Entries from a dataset
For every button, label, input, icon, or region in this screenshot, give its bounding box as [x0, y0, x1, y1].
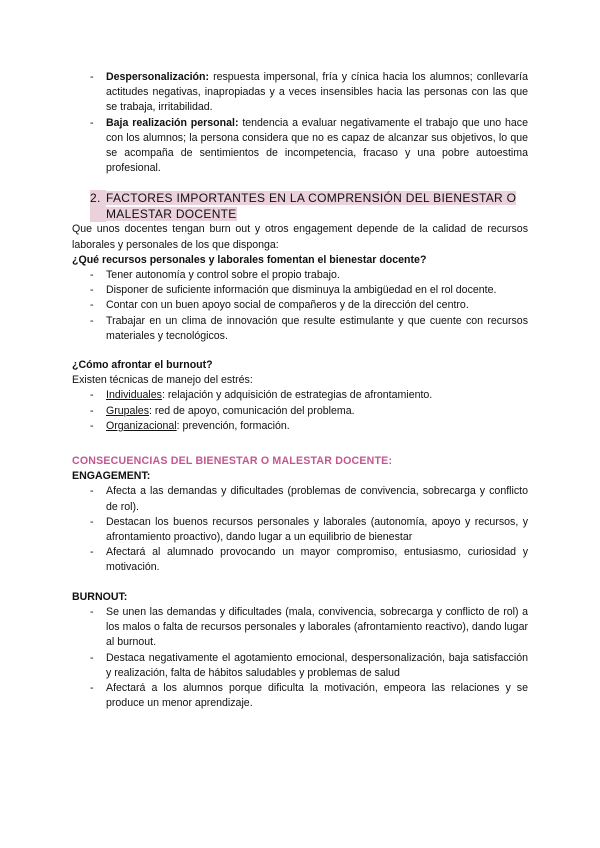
bullet-term: Baja realización personal:: [106, 116, 239, 129]
bullet-text: tendencia a evaluar negativamente el trabajo que uno hace con los alumnos; la persona considera que no es capaz de alcanzar sus objetivos, lo que se acompaña de sentimientos de incompetencia, fracaso y una pobre autoestima profesional.: [106, 116, 528, 175]
bullet-dash: -: [90, 404, 94, 417]
section-2-question: ¿Qué recursos personales y laborales fomentan el bienestar docente?: [72, 253, 427, 266]
burnout-question: ¿Cómo afrontar el burnout?: [72, 359, 213, 372]
bullet-dash: -: [90, 419, 94, 432]
section-2-intro: Que unos docentes tengan burn out y otros engagement depende de la calidad de recursos laborales y personales de los que disponga:: [72, 223, 528, 251]
engagement-label: ENGAGEMENT:: [72, 470, 151, 483]
section-number: 2.: [90, 190, 106, 222]
list-item: - Afecta a las demandas y dificultades (problemas de convivencia, sobrecarga y conflicto de rol).: [90, 485, 528, 513]
burnout-intro: Existen técnicas de manejo del estrés:: [72, 374, 253, 387]
document-page: [72, 70, 528, 711]
list-item: - Organizacional: prevención, formación.: [90, 419, 528, 434]
list-item: - Disponer de suficiente información que disminuya la ambigüedad en el rol docente.: [90, 283, 528, 298]
list-item: - Grupales: red de apoyo, comunicación del problema.: [90, 404, 528, 419]
list-item: - Destacan los buenos recursos personales y laborales (autonomía, apoyo y recursos, y afrontamiento proactivo), dando lugar a un equilibrio de bienestar: [90, 515, 528, 544]
bullet-text: respuesta impersonal, fría y cínica hacia los alumnos; conllevaría actitudes negativas, inapropiadas y a veces insensibles hacia las personas con las que se trabaja, irritabilidad.: [106, 71, 528, 114]
burnout-label: BURNOUT:: [72, 590, 128, 603]
bullet-baja-realizacion: [90, 116, 528, 177]
section-title-line1: FACTORES IMPORTANTES EN LA COMPRENSIÓN DEL BIENESTAR O: [106, 191, 517, 206]
list-item: - Afectará a los alumnos porque dificulta la motivación, empeora las relaciones y se produce un menor aprendizaje.: [90, 681, 528, 710]
list-item: - Individuales: relajación y adquisición de estrategias de afrontamiento.: [90, 388, 528, 403]
bullet-dash: -: [90, 605, 94, 618]
bullet-dash: -: [90, 389, 94, 402]
bullet-dash: -: [90, 284, 94, 297]
bullet-dash: -: [90, 515, 94, 528]
bullet-dash: -: [90, 299, 94, 312]
bullet-dash: -: [90, 651, 94, 664]
bullet-dash: -: [90, 116, 94, 129]
bullet-dash: -: [90, 485, 94, 498]
list-item: - Se unen las demandas y dificultades (mala, convivencia, sobrecarga y conflicto de rol) a los malos o falta de recursos personales y laborales (afrontamiento reactivo), dando lugar al burnout.: [90, 605, 528, 649]
bullet-dash: -: [90, 681, 94, 694]
bullet-dash: -: [90, 71, 94, 83]
bullet-dash: -: [90, 314, 94, 327]
list-item: - Trabajar en un clima de innovación que resulte estimulante y que cuente con recursos materiales y tecnológicos.: [90, 314, 528, 342]
list-item: - Destaca negativamente el agotamiento emocional, despersonalización, baja satisfacción y realización, falta de hábitos saludables y problemas de salud: [90, 651, 528, 679]
list-item: - Tener autonomía y control sobre el propio trabajo.: [90, 268, 528, 283]
list-item: - Afectará al alumnado provocando un mayor compromiso, entusiasmo, curiosidad y motivación.: [90, 546, 528, 574]
section-2-heading: [90, 190, 528, 222]
bullet-term: Despersonalización:: [106, 71, 210, 83]
bullet-despersonalizacion: [90, 70, 528, 116]
section-title-line2: MALESTAR DOCENTE: [106, 207, 237, 222]
consequences-heading: CONSECUENCIAS DEL BIENESTAR O MALESTAR DOCENTE:: [72, 455, 393, 468]
list-item: - Contar con un buen apoyo social de compañeros y de la dirección del centro.: [90, 298, 528, 313]
bullet-dash: -: [90, 546, 94, 559]
bullet-dash: -: [90, 269, 94, 282]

(TASK REQUIREMENTS) Can you set down all of the data above again line for line, with no changes, leaving out the picture?

(SOLUTION TO THIS EXERCISE)
For every button, label, input, icon, or region in this screenshot, give its bounding box as [x0, y0, x1, y1].
bullet-term: Baja realización personal:: [106, 116, 239, 129]
bullet-text: tendencia a evaluar negativamente el trabajo que uno hace con los alumnos; la persona considera que no es capaz de alcanzar sus objetivos, lo que se acompaña de sentimientos de incompetencia, fracaso y una pobre autoestima profesional.: [106, 116, 528, 175]
bullet-dash: -: [90, 404, 94, 417]
section-2-question: ¿Qué recursos personales y laborales fomentan el bienestar docente?: [72, 253, 427, 266]
burnout-question: ¿Cómo afrontar el burnout?: [72, 359, 213, 372]
bullet-dash: -: [90, 419, 94, 432]
section-2-intro: Que unos docentes tengan burn out y otros engagement depende de la calidad de recursos laborales y personales de los que disponga:: [72, 223, 528, 251]
engagement-label: ENGAGEMENT:: [72, 470, 151, 483]
section-number: 2.: [90, 190, 106, 222]
list-item: - Afecta a las demandas y dificultades (problemas de convivencia, sobrecarga y conflicto de rol).: [90, 485, 528, 513]
burnout-intro: Existen técnicas de manejo del estrés:: [72, 374, 253, 387]
document-page: [72, 70, 528, 711]
list-item: - Organizacional: prevención, formación.: [90, 419, 528, 434]
list-item: - Disponer de suficiente información que disminuya la ambigüedad en el rol docente.: [90, 283, 528, 298]
list-item: - Grupales: red de apoyo, comunicación del problema.: [90, 404, 528, 419]
list-item: - Destacan los buenos recursos personales y laborales (autonomía, apoyo y recursos, y afrontamiento proactivo), dando lugar a un equilibrio de bienestar: [90, 515, 528, 544]
bullet-text: respuesta impersonal, fría y cínica hacia los alumnos; conllevaría actitudes negativas, inapropiadas y a veces insensibles hacia las personas con las que se trabaja, irritabilidad.: [106, 71, 528, 114]
burnout-label: BURNOUT:: [72, 590, 128, 603]
bullet-baja-realizacion: [90, 116, 528, 177]
section-title-line1: FACTORES IMPORTANTES EN LA COMPRENSIÓN DEL BIENESTAR O: [106, 191, 517, 206]
list-item: - Afectará a los alumnos porque dificulta la motivación, empeora las relaciones y se produce un menor aprendizaje.: [90, 681, 528, 710]
list-item: - Individuales: relajación y adquisición de estrategias de afrontamiento.: [90, 388, 528, 403]
bullet-dash: -: [90, 605, 94, 618]
bullet-dash: -: [90, 389, 94, 402]
bullet-dash: -: [90, 284, 94, 297]
bullet-dash: -: [90, 515, 94, 528]
bullet-dash: -: [90, 299, 94, 312]
bullet-dash: -: [90, 651, 94, 664]
bullet-dash: -: [90, 116, 94, 129]
bullet-dash: -: [90, 485, 94, 498]
list-item: - Se unen las demandas y dificultades (mala, convivencia, sobrecarga y conflicto de rol) a los malos o falta de recursos personales y laborales (afrontamiento reactivo), dando lugar al burnout.: [90, 605, 528, 649]
bullet-dash: -: [90, 681, 94, 694]
bullet-dash: -: [90, 71, 94, 83]
bullet-dash: -: [90, 314, 94, 327]
list-item: - Trabajar en un clima de innovación que resulte estimulante y que cuente con recursos materiales y tecnológicos.: [90, 314, 528, 342]
list-item: - Destaca negativamente el agotamiento emocional, despersonalización, baja satisfacción y realización, falta de hábitos saludables y problemas de salud: [90, 651, 528, 679]
list-item: - Tener autonomía y control sobre el propio trabajo.: [90, 268, 528, 283]
list-item: - Afectará al alumnado provocando un mayor compromiso, entusiasmo, curiosidad y motivación.: [90, 546, 528, 574]
section-2-heading: [90, 190, 528, 222]
bullet-term: Despersonalización:: [106, 71, 210, 83]
bullet-despersonalizacion: [90, 70, 528, 116]
section-title-line2: MALESTAR DOCENTE: [106, 207, 237, 222]
consequences-heading: CONSECUENCIAS DEL BIENESTAR O MALESTAR DOCENTE:: [72, 455, 393, 468]
list-item: - Contar con un buen apoyo social de compañeros y de la dirección del centro.: [90, 298, 528, 313]
bullet-dash: -: [90, 546, 94, 559]
bullet-dash: -: [90, 269, 94, 282]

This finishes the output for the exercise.